## Aim of the task
Your task is to copy the listing exactly. Drop any pictures from the copy.

## Supplied information

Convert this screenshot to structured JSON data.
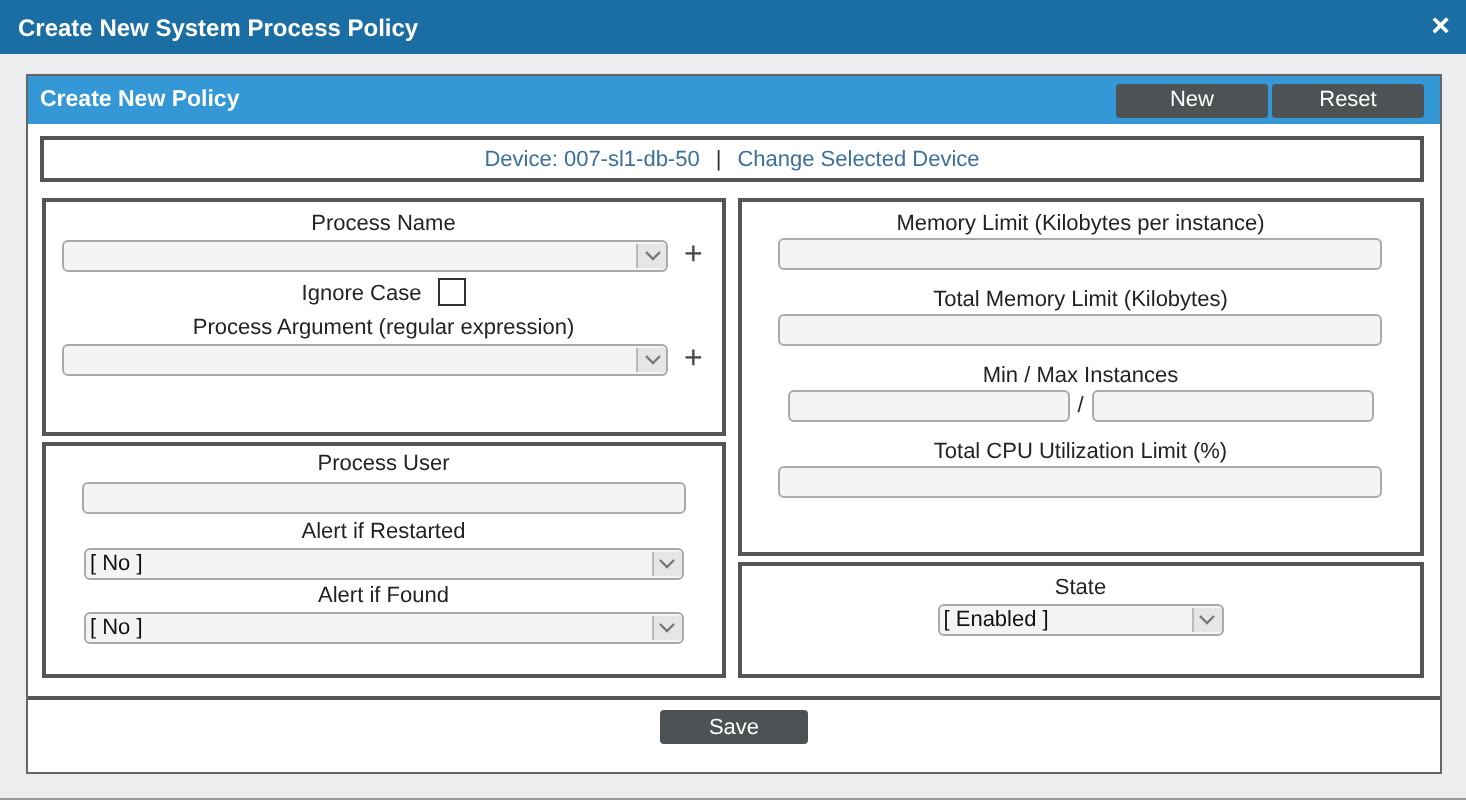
{
  "window": {
    "title": "Create New System Process Policy",
    "close": "×"
  },
  "panel": {
    "title": "Create New Policy",
    "buttons": [
      "New",
      "Reset"
    ]
  },
  "device": {
    "label": "Device: 007-sl1-db-50",
    "separator": "|",
    "link": "Change Selected Device"
  },
  "left_sections": [
    {
      "fields": [
        {
          "kind": "select",
          "label": "Process Name",
          "add": "+"
        },
        {
          "kind": "checkbox",
          "label": "Ignore Case",
          "checked": false
        },
        {
          "kind": "select",
          "label": "Process Argument (regular expression)",
          "add": "+"
        }
      ]
    },
    {
      "fields": [
        {
          "kind": "text",
          "label": "Process User"
        },
        {
          "kind": "select",
          "label": "Alert if Restarted",
          "value": "[ No ]"
        },
        {
          "kind": "select",
          "label": "Alert if Found",
          "value": "[ No ]"
        }
      ]
    }
  ],
  "right_sections": [
    {
      "fields": [
        {
          "kind": "text",
          "label": "Memory Limit (Kilobytes per instance)"
        },
        {
          "kind": "text",
          "label": "Total Memory Limit (Kilobytes)"
        },
        {
          "kind": "range",
          "label": "Min / Max Instances",
          "separator": "/"
        },
        {
          "kind": "text",
          "label": "Total CPU Utilization Limit (%)"
        }
      ]
    },
    {
      "fields": [
        {
          "kind": "select",
          "label": "State",
          "value": "[ Enabled ]"
        }
      ]
    }
  ],
  "save_button": "Save"
}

## Expected answer
Convert this screenshot to structured JSON data.
{
  "window": {
    "title": "Create New System Process Policy",
    "close": "×"
  },
  "panel": {
    "title": "Create New Policy",
    "buttons": [
      "New",
      "Reset"
    ]
  },
  "device": {
    "label": "Device: 007-sl1-db-50",
    "separator": "|",
    "link": "Change Selected Device"
  },
  "left_sections": [
    {
      "fields": [
        {
          "kind": "select",
          "label": "Process Name",
          "add": "+"
        },
        {
          "kind": "checkbox",
          "label": "Ignore Case",
          "checked": false
        },
        {
          "kind": "select",
          "label": "Process Argument (regular expression)",
          "add": "+"
        }
      ]
    },
    {
      "fields": [
        {
          "kind": "text",
          "label": "Process User"
        },
        {
          "kind": "select",
          "label": "Alert if Restarted",
          "value": "[ No ]"
        },
        {
          "kind": "select",
          "label": "Alert if Found",
          "value": "[ No ]"
        }
      ]
    }
  ],
  "right_sections": [
    {
      "fields": [
        {
          "kind": "text",
          "label": "Memory Limit (Kilobytes per instance)"
        },
        {
          "kind": "text",
          "label": "Total Memory Limit (Kilobytes)"
        },
        {
          "kind": "range",
          "label": "Min / Max Instances",
          "separator": "/"
        },
        {
          "kind": "text",
          "label": "Total CPU Utilization Limit (%)"
        }
      ]
    },
    {
      "fields": [
        {
          "kind": "select",
          "label": "State",
          "value": "[ Enabled ]"
        }
      ]
    }
  ],
  "save_button": "Save"
}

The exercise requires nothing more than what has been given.